— START OF Material shown —

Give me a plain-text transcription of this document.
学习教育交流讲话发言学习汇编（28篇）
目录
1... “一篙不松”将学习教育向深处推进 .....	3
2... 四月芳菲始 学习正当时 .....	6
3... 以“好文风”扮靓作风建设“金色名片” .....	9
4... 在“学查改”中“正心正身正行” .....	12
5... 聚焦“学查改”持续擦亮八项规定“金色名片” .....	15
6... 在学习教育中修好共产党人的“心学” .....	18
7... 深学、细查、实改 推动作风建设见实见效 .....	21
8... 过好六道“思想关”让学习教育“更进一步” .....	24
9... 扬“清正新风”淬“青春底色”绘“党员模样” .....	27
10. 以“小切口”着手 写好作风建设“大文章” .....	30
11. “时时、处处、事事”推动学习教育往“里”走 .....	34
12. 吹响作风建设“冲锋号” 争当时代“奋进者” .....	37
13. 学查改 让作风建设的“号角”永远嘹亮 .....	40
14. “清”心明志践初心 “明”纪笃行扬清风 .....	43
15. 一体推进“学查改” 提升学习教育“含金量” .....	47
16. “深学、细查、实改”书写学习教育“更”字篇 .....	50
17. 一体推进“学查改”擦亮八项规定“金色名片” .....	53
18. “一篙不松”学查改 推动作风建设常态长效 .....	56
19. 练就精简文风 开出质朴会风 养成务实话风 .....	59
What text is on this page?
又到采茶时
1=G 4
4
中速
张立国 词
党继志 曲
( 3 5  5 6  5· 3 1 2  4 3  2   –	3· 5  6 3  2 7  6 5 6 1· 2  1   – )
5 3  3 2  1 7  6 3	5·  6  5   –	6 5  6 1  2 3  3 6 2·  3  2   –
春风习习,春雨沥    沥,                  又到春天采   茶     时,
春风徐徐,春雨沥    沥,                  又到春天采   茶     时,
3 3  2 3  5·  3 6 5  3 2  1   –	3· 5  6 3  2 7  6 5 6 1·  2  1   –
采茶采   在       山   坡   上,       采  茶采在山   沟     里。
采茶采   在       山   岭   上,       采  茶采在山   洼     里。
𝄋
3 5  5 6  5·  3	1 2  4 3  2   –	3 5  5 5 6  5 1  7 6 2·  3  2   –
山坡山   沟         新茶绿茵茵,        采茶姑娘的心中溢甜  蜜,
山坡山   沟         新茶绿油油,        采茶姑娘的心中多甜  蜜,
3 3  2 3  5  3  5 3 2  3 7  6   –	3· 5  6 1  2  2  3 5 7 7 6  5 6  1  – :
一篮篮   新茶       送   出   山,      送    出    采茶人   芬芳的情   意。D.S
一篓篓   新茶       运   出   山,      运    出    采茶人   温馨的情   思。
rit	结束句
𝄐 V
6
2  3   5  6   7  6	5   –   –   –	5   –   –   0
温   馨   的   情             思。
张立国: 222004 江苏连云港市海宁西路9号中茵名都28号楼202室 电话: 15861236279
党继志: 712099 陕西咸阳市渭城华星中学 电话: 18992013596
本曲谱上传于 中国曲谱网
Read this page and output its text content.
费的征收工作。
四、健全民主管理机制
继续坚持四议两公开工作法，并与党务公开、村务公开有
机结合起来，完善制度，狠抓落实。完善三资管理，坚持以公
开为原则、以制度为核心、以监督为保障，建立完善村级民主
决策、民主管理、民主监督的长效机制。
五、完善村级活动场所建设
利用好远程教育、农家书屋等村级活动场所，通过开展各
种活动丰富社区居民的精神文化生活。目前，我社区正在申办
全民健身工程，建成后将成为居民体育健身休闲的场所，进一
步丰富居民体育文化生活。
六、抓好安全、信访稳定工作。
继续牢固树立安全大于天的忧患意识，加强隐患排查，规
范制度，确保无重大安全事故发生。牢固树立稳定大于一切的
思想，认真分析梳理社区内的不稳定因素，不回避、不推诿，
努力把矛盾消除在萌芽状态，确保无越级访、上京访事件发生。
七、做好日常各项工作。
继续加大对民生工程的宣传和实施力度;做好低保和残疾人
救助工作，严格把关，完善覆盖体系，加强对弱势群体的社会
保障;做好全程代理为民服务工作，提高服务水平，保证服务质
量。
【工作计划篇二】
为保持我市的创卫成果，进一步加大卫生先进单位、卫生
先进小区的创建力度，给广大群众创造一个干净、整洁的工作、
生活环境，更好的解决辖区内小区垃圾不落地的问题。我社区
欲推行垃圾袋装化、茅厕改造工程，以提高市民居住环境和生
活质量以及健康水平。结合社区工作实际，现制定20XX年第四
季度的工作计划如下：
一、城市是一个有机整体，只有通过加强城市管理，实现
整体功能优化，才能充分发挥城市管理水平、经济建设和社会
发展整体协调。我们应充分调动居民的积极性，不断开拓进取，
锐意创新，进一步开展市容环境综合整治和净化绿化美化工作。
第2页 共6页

— END OF Material shown —

### Task instructions
Starting with the line that contains "Read this page and output its text content.", repeat each line through the last one exactly as it appears. Include both ends and nothing more.

### Result for this task
Read this page and output its text content.
费的征收工作。
四、健全民主管理机制
继续坚持四议两公开工作法，并与党务公开、村务公开有
机结合起来，完善制度，狠抓落实。完善三资管理，坚持以公
开为原则、以制度为核心、以监督为保障，建立完善村级民主
决策、民主管理、民主监督的长效机制。
五、完善村级活动场所建设
利用好远程教育、农家书屋等村级活动场所，通过开展各
种活动丰富社区居民的精神文化生活。目前，我社区正在申办
全民健身工程，建成后将成为居民体育健身休闲的场所，进一
步丰富居民体育文化生活。
六、抓好安全、信访稳定工作。
继续牢固树立安全大于天的忧患意识，加强隐患排查，规
范制度，确保无重大安全事故发生。牢固树立稳定大于一切的
思想，认真分析梳理社区内的不稳定因素，不回避、不推诿，
努力把矛盾消除在萌芽状态，确保无越级访、上京访事件发生。
七、做好日常各项工作。
继续加大对民生工程的宣传和实施力度;做好低保和残疾人
救助工作，严格把关，完善覆盖体系，加强对弱势群体的社会
保障;做好全程代理为民服务工作，提高服务水平，保证服务质
量。
【工作计划篇二】
为保持我市的创卫成果，进一步加大卫生先进单位、卫生
先进小区的创建力度，给广大群众创造一个干净、整洁的工作、
生活环境，更好的解决辖区内小区垃圾不落地的问题。我社区
欲推行垃圾袋装化、茅厕改造工程，以提高市民居住环境和生
活质量以及健康水平。结合社区工作实际，现制定20XX年第四
季度的工作计划如下：
一、城市是一个有机整体，只有通过加强城市管理，实现
整体功能优化，才能充分发挥城市管理水平、经济建设和社会
发展整体协调。我们应充分调动居民的积极性，不断开拓进取，
锐意创新，进一步开展市容环境综合整治和净化绿化美化工作。
第2页 共6页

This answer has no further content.